What this exercise asks:
A) Translate the following sentence from the text on Micrometer and Spring Boot's character encoding filter into German: "With this setup, I can set these properties in application.properties to force UTF-8 encoding:"
B) Proceed with the text on Micrometer and Spring Boot's character encoding filter, picking up directly after its final line.

Excerpt provided:

Micrometer: Adding micrometer influences characterEncodingFilter of Spring Boot

Created on 24 Aug 2018  路  2Comments  路  Source: micrometer-metrics/micrometer

I am using Spring Boot 1.5.14 with micrometer 1.0.5 via micrometer-spring-legacy with micrometer-registry-datadog.

I have noticed that without the micrometer dependencies, the characterEncodingFilter is the 2nd in the chain (after the metricsFilter which is one from Spring Boot itself):

2018-08-24 14:56:41.304  INFO 67181 --- [ost-startStop-1] o.s.b.w.servlet.FilterRegistrationBean   : Mapping filter: 'metricsFilter' to: [/*]
2018-08-24 14:56:41.305  INFO 67181 --- [ost-startStop-1] o.s.b.w.servlet.FilterRegistrationBean   : Mapping filter: 'characterEncodingFilter' to: [/*]

With this setup, I can set these properties in application.properties to force UTF-8 encoding:

# Charset of HTTP requests and responses. Added to the "Content-Type" header if not set explicitly.
spring.http.encoding.charset=UTF-8
# Enable http encoding support.

Data provided:
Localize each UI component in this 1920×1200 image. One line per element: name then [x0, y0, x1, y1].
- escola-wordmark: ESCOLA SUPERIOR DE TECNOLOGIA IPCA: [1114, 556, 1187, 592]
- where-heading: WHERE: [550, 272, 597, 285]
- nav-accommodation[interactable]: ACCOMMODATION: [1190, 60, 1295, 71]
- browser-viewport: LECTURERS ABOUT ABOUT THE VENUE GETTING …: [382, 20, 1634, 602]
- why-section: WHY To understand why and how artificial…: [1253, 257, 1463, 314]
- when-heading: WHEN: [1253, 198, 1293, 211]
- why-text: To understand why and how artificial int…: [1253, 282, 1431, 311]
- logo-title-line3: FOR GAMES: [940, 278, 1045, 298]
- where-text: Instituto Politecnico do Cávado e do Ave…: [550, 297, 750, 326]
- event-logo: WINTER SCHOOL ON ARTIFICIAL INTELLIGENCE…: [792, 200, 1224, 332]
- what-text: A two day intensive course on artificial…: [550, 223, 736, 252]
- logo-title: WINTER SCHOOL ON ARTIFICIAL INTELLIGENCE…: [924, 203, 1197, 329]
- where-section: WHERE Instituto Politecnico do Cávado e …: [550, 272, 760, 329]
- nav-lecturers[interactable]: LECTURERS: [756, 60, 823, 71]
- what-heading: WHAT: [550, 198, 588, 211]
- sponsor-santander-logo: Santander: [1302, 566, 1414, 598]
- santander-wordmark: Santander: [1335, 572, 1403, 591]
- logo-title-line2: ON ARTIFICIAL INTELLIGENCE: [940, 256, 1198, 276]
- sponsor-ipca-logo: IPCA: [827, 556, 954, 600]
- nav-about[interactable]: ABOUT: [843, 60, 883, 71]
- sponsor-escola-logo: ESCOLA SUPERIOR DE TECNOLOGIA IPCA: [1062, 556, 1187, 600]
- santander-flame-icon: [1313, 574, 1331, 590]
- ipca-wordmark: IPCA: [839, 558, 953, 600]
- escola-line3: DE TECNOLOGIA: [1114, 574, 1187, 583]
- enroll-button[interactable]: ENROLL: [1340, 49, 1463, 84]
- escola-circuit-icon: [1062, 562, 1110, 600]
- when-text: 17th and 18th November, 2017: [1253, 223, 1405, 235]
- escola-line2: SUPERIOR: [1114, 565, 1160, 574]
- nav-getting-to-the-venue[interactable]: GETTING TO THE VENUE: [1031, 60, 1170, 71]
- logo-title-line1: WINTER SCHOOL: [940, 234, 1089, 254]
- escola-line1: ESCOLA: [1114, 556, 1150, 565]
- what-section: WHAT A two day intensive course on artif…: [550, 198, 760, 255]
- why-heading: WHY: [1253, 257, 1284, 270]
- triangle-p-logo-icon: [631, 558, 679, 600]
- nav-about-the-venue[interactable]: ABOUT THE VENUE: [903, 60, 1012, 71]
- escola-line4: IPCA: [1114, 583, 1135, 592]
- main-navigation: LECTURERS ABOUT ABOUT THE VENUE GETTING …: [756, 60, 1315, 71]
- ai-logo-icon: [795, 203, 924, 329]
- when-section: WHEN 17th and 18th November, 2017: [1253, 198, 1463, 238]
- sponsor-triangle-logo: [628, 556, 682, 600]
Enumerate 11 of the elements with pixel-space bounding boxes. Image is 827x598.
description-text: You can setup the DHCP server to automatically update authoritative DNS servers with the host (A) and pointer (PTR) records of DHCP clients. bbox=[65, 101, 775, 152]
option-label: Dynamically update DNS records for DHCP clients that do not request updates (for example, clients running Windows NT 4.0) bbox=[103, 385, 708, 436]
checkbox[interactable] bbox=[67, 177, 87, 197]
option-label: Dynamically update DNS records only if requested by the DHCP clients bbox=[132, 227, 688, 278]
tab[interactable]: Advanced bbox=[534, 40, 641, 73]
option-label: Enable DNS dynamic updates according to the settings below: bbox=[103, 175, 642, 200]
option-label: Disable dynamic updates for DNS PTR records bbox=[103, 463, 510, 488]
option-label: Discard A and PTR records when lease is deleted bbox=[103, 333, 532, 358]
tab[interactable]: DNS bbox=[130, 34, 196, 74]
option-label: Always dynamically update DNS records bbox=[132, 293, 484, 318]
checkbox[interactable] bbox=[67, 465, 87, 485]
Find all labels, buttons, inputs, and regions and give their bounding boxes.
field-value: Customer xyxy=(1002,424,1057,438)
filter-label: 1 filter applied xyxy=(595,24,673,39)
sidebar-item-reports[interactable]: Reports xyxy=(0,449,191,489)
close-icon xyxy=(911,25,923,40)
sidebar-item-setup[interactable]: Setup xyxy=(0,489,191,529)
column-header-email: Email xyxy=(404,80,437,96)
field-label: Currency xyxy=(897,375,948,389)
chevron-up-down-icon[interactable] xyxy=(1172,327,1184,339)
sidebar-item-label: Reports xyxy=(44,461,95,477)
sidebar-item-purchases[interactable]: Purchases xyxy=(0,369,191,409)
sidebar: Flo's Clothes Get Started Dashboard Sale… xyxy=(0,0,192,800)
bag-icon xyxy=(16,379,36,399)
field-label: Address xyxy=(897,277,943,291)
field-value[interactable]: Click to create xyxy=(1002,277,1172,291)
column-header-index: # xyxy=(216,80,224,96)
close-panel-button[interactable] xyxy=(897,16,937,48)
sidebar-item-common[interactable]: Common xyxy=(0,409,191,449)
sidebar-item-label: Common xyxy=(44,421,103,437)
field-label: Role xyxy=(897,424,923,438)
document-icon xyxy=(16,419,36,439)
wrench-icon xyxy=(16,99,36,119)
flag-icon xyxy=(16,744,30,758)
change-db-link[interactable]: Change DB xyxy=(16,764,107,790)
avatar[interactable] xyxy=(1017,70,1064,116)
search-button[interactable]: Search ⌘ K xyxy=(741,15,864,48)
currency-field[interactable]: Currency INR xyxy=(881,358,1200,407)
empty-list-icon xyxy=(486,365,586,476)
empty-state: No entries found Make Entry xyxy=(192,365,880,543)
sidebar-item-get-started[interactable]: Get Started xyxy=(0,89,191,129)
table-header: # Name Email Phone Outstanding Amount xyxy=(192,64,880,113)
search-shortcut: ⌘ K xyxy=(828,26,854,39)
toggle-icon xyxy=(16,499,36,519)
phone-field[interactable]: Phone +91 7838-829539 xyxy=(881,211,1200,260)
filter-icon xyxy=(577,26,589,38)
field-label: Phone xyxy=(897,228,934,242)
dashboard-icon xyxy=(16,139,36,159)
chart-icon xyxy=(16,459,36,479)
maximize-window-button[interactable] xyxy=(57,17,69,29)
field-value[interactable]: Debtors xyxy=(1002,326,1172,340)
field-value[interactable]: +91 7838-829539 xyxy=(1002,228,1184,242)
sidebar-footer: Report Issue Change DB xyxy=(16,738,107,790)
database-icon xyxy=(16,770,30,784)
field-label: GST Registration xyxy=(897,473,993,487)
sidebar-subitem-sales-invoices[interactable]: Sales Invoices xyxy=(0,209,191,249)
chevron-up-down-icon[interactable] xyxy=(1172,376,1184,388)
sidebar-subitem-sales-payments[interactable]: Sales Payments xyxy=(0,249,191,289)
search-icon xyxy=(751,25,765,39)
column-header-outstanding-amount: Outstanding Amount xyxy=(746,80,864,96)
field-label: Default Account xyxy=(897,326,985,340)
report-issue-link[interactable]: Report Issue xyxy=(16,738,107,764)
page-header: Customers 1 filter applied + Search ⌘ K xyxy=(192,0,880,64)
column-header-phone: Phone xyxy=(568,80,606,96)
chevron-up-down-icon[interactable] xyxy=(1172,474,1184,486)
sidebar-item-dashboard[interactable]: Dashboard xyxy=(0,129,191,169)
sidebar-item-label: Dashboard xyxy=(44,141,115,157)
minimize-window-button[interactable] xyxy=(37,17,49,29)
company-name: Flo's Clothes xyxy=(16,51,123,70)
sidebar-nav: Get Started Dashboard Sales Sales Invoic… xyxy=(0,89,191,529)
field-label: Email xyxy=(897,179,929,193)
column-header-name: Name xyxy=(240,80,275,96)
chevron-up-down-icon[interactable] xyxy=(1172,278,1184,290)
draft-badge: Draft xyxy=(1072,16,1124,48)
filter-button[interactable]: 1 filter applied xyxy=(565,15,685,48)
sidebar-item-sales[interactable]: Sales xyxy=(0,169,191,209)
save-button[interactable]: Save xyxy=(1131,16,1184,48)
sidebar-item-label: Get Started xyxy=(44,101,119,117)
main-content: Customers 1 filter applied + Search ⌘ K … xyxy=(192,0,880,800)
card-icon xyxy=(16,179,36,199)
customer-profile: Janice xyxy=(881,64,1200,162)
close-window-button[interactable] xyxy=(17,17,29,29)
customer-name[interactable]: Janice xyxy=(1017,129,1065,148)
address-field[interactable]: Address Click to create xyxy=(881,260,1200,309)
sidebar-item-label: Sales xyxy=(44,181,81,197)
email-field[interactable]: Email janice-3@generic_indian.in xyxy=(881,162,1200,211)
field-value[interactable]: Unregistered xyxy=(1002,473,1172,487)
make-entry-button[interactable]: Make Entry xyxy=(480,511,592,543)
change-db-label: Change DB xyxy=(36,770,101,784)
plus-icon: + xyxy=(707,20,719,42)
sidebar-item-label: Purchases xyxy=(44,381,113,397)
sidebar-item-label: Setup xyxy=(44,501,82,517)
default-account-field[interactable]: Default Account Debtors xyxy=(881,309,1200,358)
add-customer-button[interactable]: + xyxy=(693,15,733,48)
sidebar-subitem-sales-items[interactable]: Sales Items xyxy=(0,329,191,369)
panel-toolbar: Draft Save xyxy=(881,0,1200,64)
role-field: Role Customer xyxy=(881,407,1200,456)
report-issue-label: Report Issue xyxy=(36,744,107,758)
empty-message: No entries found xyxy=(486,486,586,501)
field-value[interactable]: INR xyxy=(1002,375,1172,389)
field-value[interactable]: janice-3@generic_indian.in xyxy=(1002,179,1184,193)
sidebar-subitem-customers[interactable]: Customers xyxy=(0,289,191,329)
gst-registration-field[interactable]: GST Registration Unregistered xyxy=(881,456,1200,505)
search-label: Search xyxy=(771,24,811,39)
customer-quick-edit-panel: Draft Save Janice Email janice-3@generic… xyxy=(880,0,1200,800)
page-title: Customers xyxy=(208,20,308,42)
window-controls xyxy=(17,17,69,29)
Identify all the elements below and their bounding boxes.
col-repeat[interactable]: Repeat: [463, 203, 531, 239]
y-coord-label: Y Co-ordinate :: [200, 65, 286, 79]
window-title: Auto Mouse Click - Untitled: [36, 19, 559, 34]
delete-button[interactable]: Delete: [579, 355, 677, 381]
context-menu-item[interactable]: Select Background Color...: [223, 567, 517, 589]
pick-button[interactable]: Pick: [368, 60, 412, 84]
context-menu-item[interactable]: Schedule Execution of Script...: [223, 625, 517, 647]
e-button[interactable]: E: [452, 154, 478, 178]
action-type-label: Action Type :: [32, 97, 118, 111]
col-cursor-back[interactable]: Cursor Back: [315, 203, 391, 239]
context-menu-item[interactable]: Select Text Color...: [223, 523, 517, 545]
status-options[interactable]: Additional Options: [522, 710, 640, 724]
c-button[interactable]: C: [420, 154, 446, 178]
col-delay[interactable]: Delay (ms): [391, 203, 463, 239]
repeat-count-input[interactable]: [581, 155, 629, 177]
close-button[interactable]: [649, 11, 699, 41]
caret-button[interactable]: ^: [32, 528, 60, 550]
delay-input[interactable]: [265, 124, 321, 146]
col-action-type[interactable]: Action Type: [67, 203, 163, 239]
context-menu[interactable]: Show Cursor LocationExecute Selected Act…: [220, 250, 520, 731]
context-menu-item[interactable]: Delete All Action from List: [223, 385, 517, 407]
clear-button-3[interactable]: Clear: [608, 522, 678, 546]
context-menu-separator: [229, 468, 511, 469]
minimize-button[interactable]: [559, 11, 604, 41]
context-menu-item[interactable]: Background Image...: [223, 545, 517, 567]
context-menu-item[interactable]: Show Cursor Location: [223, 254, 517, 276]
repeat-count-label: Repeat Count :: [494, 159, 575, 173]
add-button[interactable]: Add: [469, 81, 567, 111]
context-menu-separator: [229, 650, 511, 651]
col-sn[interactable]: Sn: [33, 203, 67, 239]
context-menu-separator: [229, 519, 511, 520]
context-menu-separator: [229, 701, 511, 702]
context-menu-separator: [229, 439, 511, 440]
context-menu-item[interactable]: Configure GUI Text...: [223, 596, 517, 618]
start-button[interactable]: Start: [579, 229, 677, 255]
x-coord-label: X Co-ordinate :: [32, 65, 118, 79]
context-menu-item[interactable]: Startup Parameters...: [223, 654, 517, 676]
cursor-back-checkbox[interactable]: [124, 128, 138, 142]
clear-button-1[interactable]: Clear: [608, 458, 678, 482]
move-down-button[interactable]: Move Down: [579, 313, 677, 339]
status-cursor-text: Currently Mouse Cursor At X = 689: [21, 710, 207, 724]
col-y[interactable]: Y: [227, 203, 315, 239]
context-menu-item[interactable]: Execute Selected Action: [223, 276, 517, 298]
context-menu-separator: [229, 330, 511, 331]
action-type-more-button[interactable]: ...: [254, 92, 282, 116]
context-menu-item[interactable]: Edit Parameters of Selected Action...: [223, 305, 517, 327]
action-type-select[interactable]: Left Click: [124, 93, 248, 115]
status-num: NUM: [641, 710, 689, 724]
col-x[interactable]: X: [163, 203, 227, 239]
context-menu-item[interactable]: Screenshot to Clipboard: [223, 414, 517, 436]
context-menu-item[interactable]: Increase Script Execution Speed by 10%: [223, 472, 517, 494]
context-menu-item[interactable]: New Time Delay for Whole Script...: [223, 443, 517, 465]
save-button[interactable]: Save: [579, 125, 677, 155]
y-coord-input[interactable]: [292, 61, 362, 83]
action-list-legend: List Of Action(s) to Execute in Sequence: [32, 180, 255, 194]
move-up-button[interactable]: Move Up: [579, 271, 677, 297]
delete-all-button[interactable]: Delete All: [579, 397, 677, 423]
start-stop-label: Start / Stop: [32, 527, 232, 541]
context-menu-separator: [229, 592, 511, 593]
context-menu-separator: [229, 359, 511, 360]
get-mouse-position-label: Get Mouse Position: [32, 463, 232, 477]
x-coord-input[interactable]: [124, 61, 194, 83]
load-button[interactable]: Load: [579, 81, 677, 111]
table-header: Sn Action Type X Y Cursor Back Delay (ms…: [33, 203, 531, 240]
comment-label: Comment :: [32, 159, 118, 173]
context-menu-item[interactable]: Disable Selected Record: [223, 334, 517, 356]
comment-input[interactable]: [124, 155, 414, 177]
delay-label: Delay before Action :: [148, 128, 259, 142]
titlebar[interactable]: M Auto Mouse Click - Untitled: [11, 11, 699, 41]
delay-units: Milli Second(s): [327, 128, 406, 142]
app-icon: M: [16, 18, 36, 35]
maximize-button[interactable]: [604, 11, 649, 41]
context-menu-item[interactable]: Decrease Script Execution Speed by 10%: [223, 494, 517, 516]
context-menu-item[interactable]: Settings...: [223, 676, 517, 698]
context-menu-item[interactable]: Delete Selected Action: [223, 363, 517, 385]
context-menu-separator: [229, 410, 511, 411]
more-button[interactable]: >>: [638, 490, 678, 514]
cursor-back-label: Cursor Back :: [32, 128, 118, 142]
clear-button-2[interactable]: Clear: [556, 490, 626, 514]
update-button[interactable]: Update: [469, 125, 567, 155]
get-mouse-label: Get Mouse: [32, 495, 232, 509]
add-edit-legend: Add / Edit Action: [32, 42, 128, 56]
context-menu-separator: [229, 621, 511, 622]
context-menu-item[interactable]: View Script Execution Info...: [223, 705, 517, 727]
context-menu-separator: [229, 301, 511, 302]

Set of answers:
A) Mit dieser Konfiguration kann ich diese Eigenschaften in application.properties festlegen, um die UTF-8-Kodierung zu erzwingen:

B)
spring.http.encoding.enabled=true
# Force the encoding to the configured charset on HTTP requests and responses.
spring.http.encoding.force=true

This ensures that strings arrive in my @RestController in the proper encoding.

However, if I now add the micrometer dependency in my pom.xml, I see this order of filters:

2018-08-24 15:04:31.296  INFO 70178 --- [ost-startStop-1] o.s.b.w.servlet.FilterRegistrationBean   : Mapping filter: 'webMetricsFilter' to: [/*]
2018-08-24 15:04:31.296  INFO 70178 --- [ost-startStop-1] o.s.b.w.servlet.FilterRegistrationBean   : Mapping filter: 'metricsFilter' to: [/*]
2018-08-24 15:04:31.300  INFO 70178 --- [ost-startStop-1] o.s.b.w.servlet.FilterRegistrationBean   : Mapping filter: 'characterEncodingFilter' to: [/*]
2018-08-24 15:04:31.300  INFO 70178 --- [ost-startStop-1] o.s.b.w.servlet.FilterRegistrationBean   : Mapping filter: 'hiddenHttpMethodFilter' to: [/*]

So the micrometer webMetricsFilter comes first. As a result, the strings that arrive in my controller are no longer UTF-8 but iso-8859-1 (I checked this with the debugger).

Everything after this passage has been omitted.